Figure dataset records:
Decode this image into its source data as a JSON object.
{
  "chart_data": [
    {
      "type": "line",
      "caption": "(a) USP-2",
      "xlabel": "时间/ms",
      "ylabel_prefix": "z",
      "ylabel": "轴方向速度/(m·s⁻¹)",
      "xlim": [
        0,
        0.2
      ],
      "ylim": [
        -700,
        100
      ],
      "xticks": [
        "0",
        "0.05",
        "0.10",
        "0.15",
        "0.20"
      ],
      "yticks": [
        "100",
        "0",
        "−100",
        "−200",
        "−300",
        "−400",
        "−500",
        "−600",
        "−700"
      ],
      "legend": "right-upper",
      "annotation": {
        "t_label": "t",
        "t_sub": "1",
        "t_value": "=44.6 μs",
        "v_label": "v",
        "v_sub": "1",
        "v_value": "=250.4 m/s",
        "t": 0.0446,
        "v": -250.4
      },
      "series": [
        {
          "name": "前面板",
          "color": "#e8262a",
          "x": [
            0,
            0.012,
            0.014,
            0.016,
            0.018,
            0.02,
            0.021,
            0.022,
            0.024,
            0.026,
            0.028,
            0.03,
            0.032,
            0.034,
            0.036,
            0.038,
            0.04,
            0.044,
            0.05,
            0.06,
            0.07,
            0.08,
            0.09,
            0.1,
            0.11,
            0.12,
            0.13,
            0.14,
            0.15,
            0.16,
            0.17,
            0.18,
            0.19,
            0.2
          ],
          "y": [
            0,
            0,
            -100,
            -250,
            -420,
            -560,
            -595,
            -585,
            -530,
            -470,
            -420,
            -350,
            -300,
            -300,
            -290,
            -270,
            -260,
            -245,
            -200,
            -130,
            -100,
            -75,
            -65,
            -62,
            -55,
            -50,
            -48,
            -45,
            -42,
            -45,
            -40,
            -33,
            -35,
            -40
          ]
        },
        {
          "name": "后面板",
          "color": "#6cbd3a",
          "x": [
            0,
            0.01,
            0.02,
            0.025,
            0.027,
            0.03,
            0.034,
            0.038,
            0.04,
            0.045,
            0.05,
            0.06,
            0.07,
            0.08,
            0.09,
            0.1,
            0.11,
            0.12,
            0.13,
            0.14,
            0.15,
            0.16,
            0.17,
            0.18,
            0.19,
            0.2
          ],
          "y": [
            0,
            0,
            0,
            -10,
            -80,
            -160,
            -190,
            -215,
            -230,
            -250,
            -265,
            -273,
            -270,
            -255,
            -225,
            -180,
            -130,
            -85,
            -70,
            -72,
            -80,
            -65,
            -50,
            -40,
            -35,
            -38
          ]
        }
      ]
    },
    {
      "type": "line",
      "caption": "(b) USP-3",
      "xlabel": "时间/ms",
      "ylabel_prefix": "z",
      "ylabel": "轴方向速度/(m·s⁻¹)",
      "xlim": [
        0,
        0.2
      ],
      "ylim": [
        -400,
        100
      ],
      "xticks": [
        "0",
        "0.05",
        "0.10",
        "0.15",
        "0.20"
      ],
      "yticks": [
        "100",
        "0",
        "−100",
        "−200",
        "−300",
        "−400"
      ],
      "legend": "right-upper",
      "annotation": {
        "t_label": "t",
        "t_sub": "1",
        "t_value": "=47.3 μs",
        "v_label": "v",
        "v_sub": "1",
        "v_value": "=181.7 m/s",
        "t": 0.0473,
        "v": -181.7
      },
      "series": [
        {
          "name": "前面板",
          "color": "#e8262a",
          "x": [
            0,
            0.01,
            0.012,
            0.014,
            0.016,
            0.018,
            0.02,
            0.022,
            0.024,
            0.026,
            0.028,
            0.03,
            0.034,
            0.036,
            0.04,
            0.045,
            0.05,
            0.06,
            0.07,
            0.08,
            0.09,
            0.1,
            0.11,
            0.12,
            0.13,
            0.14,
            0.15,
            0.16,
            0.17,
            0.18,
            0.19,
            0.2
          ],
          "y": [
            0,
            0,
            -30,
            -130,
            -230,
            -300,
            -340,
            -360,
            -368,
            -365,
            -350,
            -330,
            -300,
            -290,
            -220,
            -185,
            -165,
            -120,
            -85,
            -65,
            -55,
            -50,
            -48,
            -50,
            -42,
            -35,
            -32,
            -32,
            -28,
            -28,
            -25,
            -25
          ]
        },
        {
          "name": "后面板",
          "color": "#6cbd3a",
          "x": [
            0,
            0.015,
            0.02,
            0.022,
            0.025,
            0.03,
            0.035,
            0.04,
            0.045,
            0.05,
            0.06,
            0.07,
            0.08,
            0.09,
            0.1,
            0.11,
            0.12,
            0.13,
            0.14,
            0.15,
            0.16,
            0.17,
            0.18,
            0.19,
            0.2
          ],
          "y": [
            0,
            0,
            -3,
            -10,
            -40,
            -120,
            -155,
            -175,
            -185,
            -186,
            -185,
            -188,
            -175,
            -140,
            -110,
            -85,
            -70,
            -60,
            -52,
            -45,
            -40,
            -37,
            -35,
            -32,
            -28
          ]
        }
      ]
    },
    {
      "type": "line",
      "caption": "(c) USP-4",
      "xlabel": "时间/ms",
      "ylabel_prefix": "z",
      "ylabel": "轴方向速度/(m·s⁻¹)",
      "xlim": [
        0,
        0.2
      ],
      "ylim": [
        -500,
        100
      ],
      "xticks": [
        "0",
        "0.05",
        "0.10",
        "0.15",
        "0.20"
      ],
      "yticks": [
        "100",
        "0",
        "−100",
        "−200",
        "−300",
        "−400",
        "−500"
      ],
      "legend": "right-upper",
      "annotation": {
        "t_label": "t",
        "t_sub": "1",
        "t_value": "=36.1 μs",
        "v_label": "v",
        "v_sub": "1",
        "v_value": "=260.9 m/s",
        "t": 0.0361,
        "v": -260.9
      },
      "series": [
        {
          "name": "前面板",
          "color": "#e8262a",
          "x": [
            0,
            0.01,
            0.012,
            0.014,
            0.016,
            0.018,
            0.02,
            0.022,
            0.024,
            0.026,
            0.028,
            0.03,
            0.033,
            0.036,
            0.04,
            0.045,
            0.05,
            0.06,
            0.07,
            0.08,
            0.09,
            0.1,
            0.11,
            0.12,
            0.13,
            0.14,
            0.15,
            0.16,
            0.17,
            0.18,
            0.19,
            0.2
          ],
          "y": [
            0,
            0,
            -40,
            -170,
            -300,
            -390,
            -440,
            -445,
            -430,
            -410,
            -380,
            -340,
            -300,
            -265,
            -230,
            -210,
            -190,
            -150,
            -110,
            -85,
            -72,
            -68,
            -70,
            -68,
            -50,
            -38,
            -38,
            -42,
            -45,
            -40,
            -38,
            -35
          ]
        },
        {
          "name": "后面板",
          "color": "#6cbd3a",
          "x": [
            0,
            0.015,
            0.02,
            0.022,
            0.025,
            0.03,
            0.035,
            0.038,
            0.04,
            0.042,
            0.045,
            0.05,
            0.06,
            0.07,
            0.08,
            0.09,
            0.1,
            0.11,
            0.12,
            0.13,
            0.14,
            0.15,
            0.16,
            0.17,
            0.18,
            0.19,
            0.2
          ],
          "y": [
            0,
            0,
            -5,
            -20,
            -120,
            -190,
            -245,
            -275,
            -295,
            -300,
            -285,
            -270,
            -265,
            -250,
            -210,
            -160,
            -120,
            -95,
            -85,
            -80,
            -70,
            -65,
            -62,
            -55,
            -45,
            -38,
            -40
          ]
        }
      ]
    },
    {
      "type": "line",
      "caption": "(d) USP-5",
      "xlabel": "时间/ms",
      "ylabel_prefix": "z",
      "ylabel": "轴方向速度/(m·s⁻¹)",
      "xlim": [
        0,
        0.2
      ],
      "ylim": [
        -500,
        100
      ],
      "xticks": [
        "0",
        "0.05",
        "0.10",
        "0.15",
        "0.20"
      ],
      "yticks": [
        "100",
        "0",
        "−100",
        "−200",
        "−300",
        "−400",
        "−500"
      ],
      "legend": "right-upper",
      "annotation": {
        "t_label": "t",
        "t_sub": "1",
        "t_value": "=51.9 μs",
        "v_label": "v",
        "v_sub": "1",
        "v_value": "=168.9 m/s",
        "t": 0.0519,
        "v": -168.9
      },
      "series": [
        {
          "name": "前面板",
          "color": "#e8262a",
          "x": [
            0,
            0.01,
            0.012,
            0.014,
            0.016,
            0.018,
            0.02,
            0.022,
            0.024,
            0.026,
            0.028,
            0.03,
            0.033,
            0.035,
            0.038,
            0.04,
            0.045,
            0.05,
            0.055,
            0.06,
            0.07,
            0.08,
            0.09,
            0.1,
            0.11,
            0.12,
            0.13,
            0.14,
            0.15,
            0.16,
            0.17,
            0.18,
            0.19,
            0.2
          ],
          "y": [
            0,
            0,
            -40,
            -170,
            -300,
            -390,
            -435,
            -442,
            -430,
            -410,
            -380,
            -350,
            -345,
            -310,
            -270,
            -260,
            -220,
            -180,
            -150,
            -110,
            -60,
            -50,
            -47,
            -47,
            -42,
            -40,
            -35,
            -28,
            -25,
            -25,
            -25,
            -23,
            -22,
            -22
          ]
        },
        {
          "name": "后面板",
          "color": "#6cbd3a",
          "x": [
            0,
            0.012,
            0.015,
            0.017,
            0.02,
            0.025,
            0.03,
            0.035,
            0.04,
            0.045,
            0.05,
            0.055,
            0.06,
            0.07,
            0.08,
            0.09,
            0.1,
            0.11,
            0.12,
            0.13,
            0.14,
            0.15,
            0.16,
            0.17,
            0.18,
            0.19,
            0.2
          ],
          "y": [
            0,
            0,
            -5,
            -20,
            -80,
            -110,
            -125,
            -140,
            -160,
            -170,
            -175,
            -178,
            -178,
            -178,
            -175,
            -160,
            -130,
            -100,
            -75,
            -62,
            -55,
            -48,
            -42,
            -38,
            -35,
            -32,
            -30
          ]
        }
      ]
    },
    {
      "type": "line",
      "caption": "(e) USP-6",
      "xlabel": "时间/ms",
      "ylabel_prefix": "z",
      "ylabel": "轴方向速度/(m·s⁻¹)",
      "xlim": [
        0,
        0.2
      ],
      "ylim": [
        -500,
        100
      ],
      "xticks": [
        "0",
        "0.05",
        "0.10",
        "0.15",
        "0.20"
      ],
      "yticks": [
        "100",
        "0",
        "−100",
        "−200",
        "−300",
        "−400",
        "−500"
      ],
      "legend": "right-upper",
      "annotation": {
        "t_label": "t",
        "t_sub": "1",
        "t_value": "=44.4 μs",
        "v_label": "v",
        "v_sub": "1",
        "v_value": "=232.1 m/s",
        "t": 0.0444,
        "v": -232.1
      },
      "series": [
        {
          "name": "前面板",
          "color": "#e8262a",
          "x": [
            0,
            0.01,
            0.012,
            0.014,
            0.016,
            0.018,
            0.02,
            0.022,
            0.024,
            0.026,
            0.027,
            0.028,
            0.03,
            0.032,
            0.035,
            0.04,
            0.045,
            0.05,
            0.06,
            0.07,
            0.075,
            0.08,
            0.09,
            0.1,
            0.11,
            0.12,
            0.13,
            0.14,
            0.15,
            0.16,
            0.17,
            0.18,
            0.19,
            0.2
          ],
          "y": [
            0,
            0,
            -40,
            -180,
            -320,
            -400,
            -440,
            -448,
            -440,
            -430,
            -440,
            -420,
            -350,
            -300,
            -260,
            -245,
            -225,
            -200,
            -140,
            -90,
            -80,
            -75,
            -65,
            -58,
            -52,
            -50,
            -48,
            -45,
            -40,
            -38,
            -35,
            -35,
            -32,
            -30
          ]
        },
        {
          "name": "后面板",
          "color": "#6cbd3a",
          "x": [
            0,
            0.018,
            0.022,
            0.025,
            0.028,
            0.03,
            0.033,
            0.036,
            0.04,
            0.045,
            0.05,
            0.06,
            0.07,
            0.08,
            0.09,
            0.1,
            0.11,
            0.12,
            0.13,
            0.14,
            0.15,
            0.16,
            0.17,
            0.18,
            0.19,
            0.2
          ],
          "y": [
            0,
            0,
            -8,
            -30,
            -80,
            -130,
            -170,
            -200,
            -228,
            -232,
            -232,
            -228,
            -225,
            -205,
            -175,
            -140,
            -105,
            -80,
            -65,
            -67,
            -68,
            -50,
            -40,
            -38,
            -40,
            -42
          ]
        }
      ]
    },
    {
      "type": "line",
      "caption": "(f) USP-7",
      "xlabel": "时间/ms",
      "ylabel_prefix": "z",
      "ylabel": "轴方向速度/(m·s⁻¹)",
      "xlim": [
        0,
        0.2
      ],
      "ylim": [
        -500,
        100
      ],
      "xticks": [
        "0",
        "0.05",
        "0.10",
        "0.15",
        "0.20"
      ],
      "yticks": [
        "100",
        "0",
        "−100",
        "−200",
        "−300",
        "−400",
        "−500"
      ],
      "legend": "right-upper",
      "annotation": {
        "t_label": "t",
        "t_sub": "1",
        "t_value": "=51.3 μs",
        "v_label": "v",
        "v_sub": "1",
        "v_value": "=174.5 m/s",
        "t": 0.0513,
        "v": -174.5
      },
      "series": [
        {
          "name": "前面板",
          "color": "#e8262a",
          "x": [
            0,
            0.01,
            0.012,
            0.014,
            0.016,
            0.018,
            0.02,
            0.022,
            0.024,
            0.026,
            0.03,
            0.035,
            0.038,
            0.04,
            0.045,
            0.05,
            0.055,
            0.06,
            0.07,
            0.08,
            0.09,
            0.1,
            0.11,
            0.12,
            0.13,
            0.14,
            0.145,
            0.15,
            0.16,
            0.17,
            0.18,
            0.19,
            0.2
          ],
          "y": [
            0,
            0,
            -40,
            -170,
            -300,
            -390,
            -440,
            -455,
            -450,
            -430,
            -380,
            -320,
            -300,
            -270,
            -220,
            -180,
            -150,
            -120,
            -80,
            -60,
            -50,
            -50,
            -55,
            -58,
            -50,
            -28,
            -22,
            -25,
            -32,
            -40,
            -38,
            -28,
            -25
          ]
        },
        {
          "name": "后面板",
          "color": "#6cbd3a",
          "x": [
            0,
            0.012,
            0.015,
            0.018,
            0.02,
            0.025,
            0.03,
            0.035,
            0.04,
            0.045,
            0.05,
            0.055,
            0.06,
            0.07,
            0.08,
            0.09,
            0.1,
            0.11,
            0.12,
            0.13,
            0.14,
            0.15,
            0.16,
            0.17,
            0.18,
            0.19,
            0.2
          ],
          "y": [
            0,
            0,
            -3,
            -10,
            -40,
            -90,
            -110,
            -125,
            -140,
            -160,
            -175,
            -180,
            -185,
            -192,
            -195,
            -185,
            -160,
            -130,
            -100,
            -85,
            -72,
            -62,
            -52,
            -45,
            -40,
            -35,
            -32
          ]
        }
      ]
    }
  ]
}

■ EXERCISE OBJECTIVE
Above are records; say how many of their lines contain the word "caption", giving only the number.

■ RESPONSE FOR THIS EXERCISE
6